**WRITTEN EXERCISE**
Write out the entire listing below exactly as it appears, minus any pictures.

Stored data

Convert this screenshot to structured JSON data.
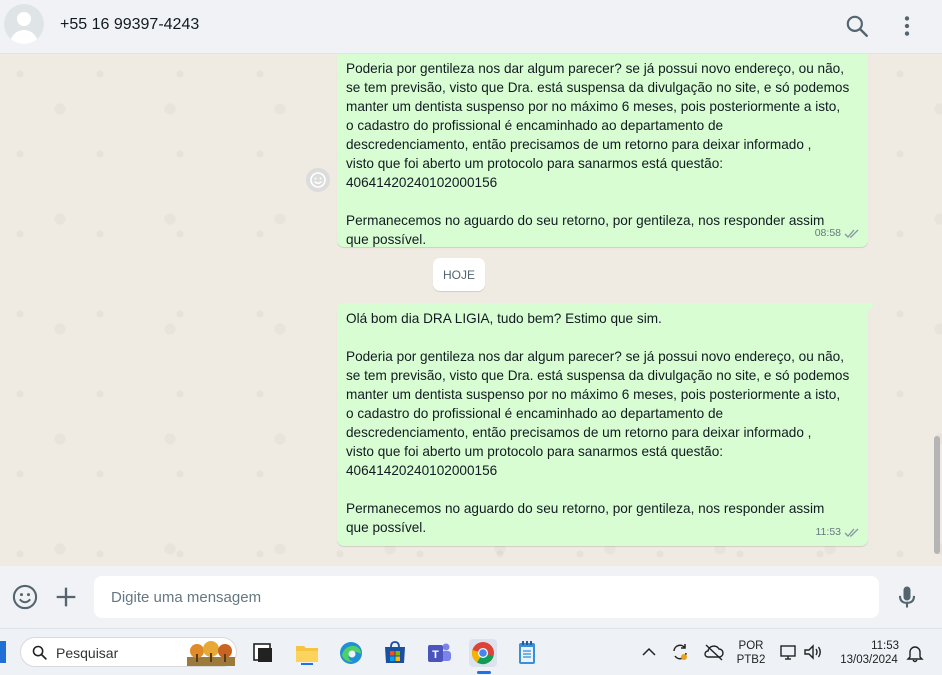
{
  "header": {
    "contact": "+55 16 99397-4243",
    "icons": [
      "search-icon",
      "menu-dots-icon"
    ]
  },
  "messages": [
    {
      "lines": [
        "Poderia por gentileza nos dar algum parecer? se já possui novo endereço, ou não,",
        "se tem previsão, visto que Dra. está suspensa da divulgação no site, e só podemos",
        "manter um dentista suspenso por no máximo 6 meses, pois posteriormente a isto,",
        "o cadastro do profissional é encaminhado ao departamento de",
        "descredenciamento, então precisamos de um retorno para deixar informado ,",
        "visto que foi aberto um protocolo para sanarmos está questão:",
        "40641420240102000156",
        "",
        "Permanecemos no aguardo do seu retorno, por gentileza, nos responder assim",
        "que possível."
      ],
      "time": "08:58"
    },
    {
      "lines": [
        "Olá bom dia DRA LIGIA, tudo bem? Estimo que sim.",
        "",
        "Poderia por gentileza nos dar algum parecer? se já possui novo endereço, ou não,",
        "se tem previsão, visto que Dra. está suspensa da divulgação no site, e só podemos",
        "manter um dentista suspenso por no máximo 6 meses, pois posteriormente a isto,",
        "o cadastro do profissional é encaminhado ao departamento de",
        "descredenciamento, então precisamos de um retorno para deixar informado ,",
        "visto que foi aberto um protocolo para sanarmos está questão:",
        "40641420240102000156",
        "",
        "Permanecemos no aguardo do seu retorno, por gentileza, nos responder assim",
        "que possível."
      ],
      "time": "11:53"
    }
  ],
  "date_separator": "HOJE",
  "composer": {
    "placeholder": "Digite uma mensagem",
    "icons": [
      "emoji-icon",
      "plus-icon",
      "microphone-icon"
    ]
  },
  "taskbar": {
    "search_label": "Pesquisar",
    "language_top": "POR",
    "language_bottom": "PTB2",
    "time": "11:53",
    "date": "13/03/2024"
  },
  "colors": {
    "outgoing_bubble": "#d9fdd3",
    "chat_background": "#efeae2",
    "header_background": "#f0f2f5",
    "read_ticks": "#8696a0"
  }
}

**ANSWER BELOW**
Convert this screenshot to structured JSON data.
{
  "header": {
    "contact": "+55 16 99397-4243",
    "icons": [
      "search-icon",
      "menu-dots-icon"
    ]
  },
  "messages": [
    {
      "lines": [
        "Poderia por gentileza nos dar algum parecer? se já possui novo endereço, ou não,",
        "se tem previsão, visto que Dra. está suspensa da divulgação no site, e só podemos",
        "manter um dentista suspenso por no máximo 6 meses, pois posteriormente a isto,",
        "o cadastro do profissional é encaminhado ao departamento de",
        "descredenciamento, então precisamos de um retorno para deixar informado ,",
        "visto que foi aberto um protocolo para sanarmos está questão:",
        "40641420240102000156",
        "",
        "Permanecemos no aguardo do seu retorno, por gentileza, nos responder assim",
        "que possível."
      ],
      "time": "08:58"
    },
    {
      "lines": [
        "Olá bom dia DRA LIGIA, tudo bem? Estimo que sim.",
        "",
        "Poderia por gentileza nos dar algum parecer? se já possui novo endereço, ou não,",
        "se tem previsão, visto que Dra. está suspensa da divulgação no site, e só podemos",
        "manter um dentista suspenso por no máximo 6 meses, pois posteriormente a isto,",
        "o cadastro do profissional é encaminhado ao departamento de",
        "descredenciamento, então precisamos de um retorno para deixar informado ,",
        "visto que foi aberto um protocolo para sanarmos está questão:",
        "40641420240102000156",
        "",
        "Permanecemos no aguardo do seu retorno, por gentileza, nos responder assim",
        "que possível."
      ],
      "time": "11:53"
    }
  ],
  "date_separator": "HOJE",
  "composer": {
    "placeholder": "Digite uma mensagem",
    "icons": [
      "emoji-icon",
      "plus-icon",
      "microphone-icon"
    ]
  },
  "taskbar": {
    "search_label": "Pesquisar",
    "language_top": "POR",
    "language_bottom": "PTB2",
    "time": "11:53",
    "date": "13/03/2024"
  },
  "colors": {
    "outgoing_bubble": "#d9fdd3",
    "chat_background": "#efeae2",
    "header_background": "#f0f2f5",
    "read_ticks": "#8696a0"
  }
}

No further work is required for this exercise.